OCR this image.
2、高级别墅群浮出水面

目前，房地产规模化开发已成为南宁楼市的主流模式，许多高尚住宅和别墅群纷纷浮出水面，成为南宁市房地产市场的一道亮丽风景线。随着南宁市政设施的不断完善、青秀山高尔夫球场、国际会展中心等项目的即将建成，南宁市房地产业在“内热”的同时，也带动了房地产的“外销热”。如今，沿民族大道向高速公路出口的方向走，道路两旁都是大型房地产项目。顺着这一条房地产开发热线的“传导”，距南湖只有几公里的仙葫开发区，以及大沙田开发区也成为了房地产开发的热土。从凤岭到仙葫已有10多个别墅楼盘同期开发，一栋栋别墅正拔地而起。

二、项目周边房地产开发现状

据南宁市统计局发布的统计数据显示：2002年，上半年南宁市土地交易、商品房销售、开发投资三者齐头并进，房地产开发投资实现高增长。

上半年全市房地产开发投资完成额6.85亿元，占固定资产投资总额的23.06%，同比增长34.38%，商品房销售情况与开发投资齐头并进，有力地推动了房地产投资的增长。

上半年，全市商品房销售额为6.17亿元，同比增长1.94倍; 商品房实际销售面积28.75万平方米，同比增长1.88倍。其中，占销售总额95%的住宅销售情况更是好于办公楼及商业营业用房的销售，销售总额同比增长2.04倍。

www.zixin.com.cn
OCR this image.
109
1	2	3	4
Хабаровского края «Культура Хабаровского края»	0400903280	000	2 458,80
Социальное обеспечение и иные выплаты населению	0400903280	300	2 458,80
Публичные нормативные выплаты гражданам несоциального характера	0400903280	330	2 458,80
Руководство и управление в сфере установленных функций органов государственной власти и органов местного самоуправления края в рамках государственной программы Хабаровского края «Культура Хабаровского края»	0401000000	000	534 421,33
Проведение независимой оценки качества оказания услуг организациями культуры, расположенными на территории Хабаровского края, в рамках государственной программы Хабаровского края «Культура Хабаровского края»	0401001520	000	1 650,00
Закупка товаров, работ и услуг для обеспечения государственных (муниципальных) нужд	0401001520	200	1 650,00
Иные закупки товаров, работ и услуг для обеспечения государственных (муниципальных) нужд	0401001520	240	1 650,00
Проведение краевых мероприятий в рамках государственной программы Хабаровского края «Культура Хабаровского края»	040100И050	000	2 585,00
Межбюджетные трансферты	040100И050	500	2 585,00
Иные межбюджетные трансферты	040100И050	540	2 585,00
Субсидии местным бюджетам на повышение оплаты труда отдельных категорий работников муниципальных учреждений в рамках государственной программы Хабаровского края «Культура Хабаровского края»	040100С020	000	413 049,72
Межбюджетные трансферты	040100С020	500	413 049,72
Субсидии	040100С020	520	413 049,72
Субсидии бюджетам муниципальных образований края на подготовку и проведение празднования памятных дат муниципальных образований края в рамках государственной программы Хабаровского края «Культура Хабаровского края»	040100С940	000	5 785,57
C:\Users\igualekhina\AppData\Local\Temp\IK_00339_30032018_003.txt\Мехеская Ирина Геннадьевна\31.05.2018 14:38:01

· · · · ·

Your answer should be a single number: the count of lines that contain "трансферты".

→ Answer to the exercise
3